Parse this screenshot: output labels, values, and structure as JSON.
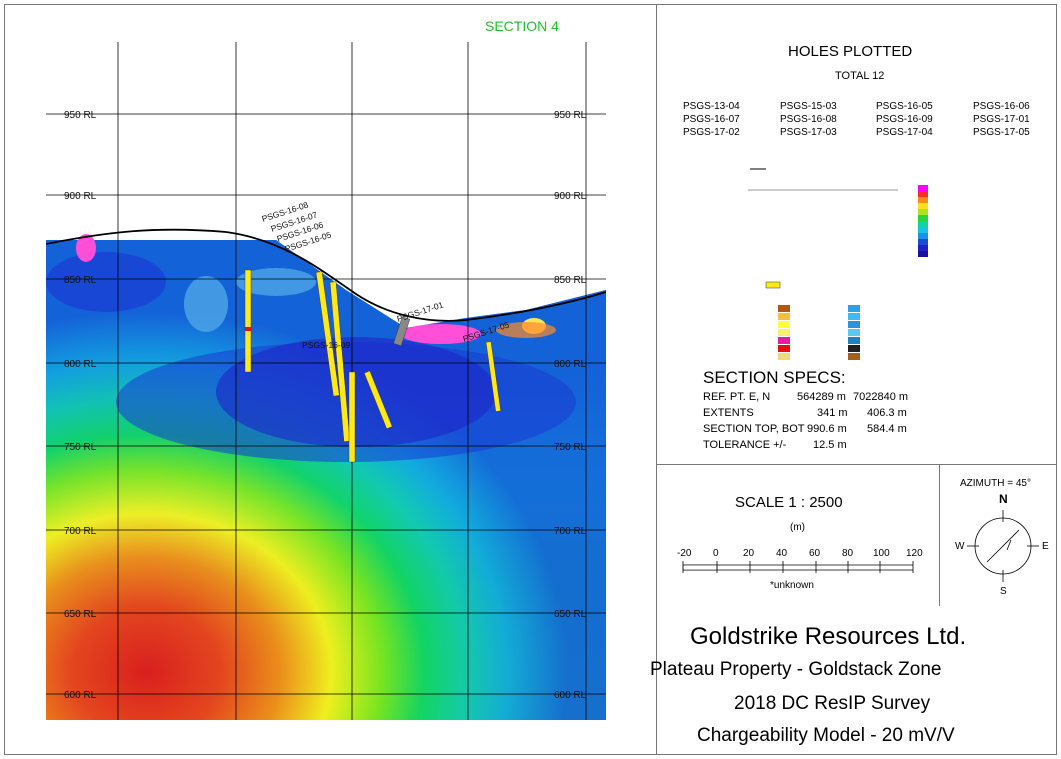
{
  "section_label": "SECTION 4",
  "holes": {
    "title": "HOLES PLOTTED",
    "total": "TOTAL 12",
    "list": [
      "PSGS-13-04",
      "PSGS-15-03",
      "PSGS-16-05",
      "PSGS-16-06",
      "PSGS-16-07",
      "PSGS-16-08",
      "PSGS-16-09",
      "PSGS-17-01",
      "PSGS-17-02",
      "PSGS-17-03",
      "PSGS-17-04",
      "PSGS-17-05"
    ]
  },
  "section_specs": {
    "title": "SECTION  SPECS:",
    "rows": [
      {
        "label": "REF. PT. E, N",
        "v1": "564289 m",
        "v2": "7022840 m"
      },
      {
        "label": "EXTENTS",
        "v1": "341 m",
        "v2": "406.3 m"
      },
      {
        "label": "SECTION TOP, BOT",
        "v1": "990.6 m",
        "v2": "584.4 m"
      },
      {
        "label": "TOLERANCE +/-",
        "v1": "12.5 m",
        "v2": ""
      }
    ]
  },
  "scale": {
    "title": "SCALE  1 : 2500",
    "unit": "(m)",
    "ticks": [
      "-20",
      "0",
      "20",
      "40",
      "60",
      "80",
      "100",
      "120"
    ],
    "note": "*unknown"
  },
  "compass": {
    "azimuth": "AZIMUTH = 45°",
    "n": "N",
    "e": "E",
    "s": "S",
    "w": "W"
  },
  "title_block": {
    "company": "Goldstrike Resources Ltd.",
    "line1": "Plateau Property - Goldstack Zone",
    "line2": "2018 DC  ResIP Survey",
    "line3": "Chargeability Model - 20 mV/V"
  },
  "elevation_labels": [
    "950 RL",
    "900 RL",
    "850 RL",
    "800 RL",
    "750 RL",
    "700 RL",
    "650 RL",
    "600 RL"
  ],
  "hole_labels_section": [
    "PSGS-16-08",
    "PSGS-16-07",
    "PSGS-16-06",
    "PSGS-16-05",
    "PSGS-17-01",
    "PSGS-17-05",
    "PSGS-16-09",
    "PSGS-17-02"
  ],
  "colors": {
    "section_label": "#22c02a",
    "frame": "#777777"
  }
}
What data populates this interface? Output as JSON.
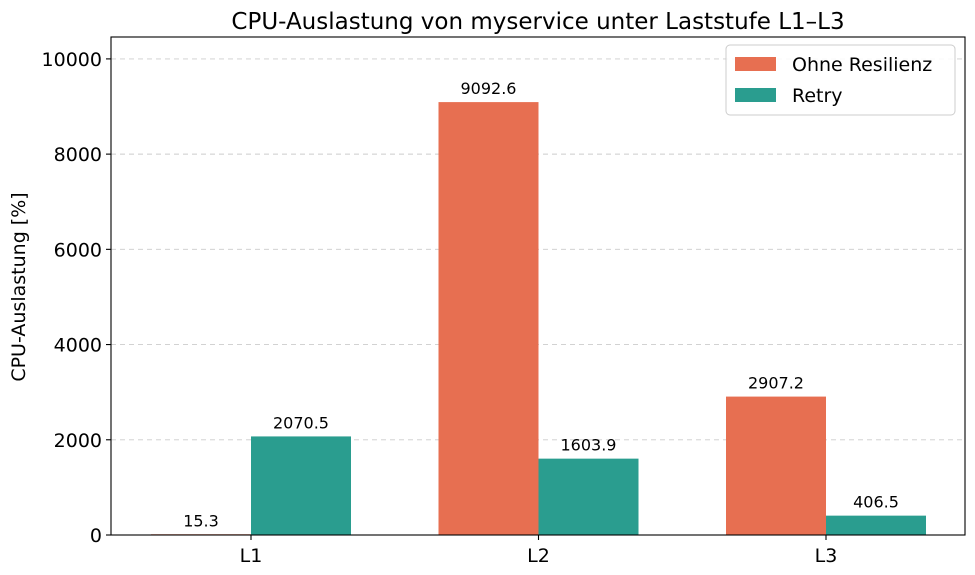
{
  "chart_data": {
    "type": "bar",
    "title": "CPU-Auslastung von myservice unter Laststufe L1–L3",
    "xlabel": "",
    "ylabel": "CPU-Auslastung [%]",
    "categories": [
      "L1",
      "L2",
      "L3"
    ],
    "ylim": [
      0,
      10460
    ],
    "yticks": [
      0,
      2000,
      4000,
      6000,
      8000,
      10000
    ],
    "grid": true,
    "legend_position": "top-right",
    "series": [
      {
        "name": "Ohne Resilienz",
        "color": "#e76f51",
        "values": [
          15.3,
          9092.6,
          2907.2
        ],
        "labels": [
          "15.3",
          "9092.6",
          "2907.2"
        ]
      },
      {
        "name": "Retry",
        "color": "#2a9d8f",
        "values": [
          2070.5,
          1603.9,
          406.5
        ],
        "labels": [
          "2070.5",
          "1603.9",
          "406.5"
        ]
      }
    ]
  }
}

* Stated task
Exclude all pictures and reproduce verbatim the lines running from the line that contains "What data populates" to the end of the data above, both ends included.

* Answer for the task
What data populates this interface? Output as JSON.
{
  "chart_data": {
    "type": "bar",
    "title": "CPU-Auslastung von myservice unter Laststufe L1–L3",
    "xlabel": "",
    "ylabel": "CPU-Auslastung [%]",
    "categories": [
      "L1",
      "L2",
      "L3"
    ],
    "ylim": [
      0,
      10460
    ],
    "yticks": [
      0,
      2000,
      4000,
      6000,
      8000,
      10000
    ],
    "grid": true,
    "legend_position": "top-right",
    "series": [
      {
        "name": "Ohne Resilienz",
        "color": "#e76f51",
        "values": [
          15.3,
          9092.6,
          2907.2
        ],
        "labels": [
          "15.3",
          "9092.6",
          "2907.2"
        ]
      },
      {
        "name": "Retry",
        "color": "#2a9d8f",
        "values": [
          2070.5,
          1603.9,
          406.5
        ],
        "labels": [
          "2070.5",
          "1603.9",
          "406.5"
        ]
      }
    ]
  }
}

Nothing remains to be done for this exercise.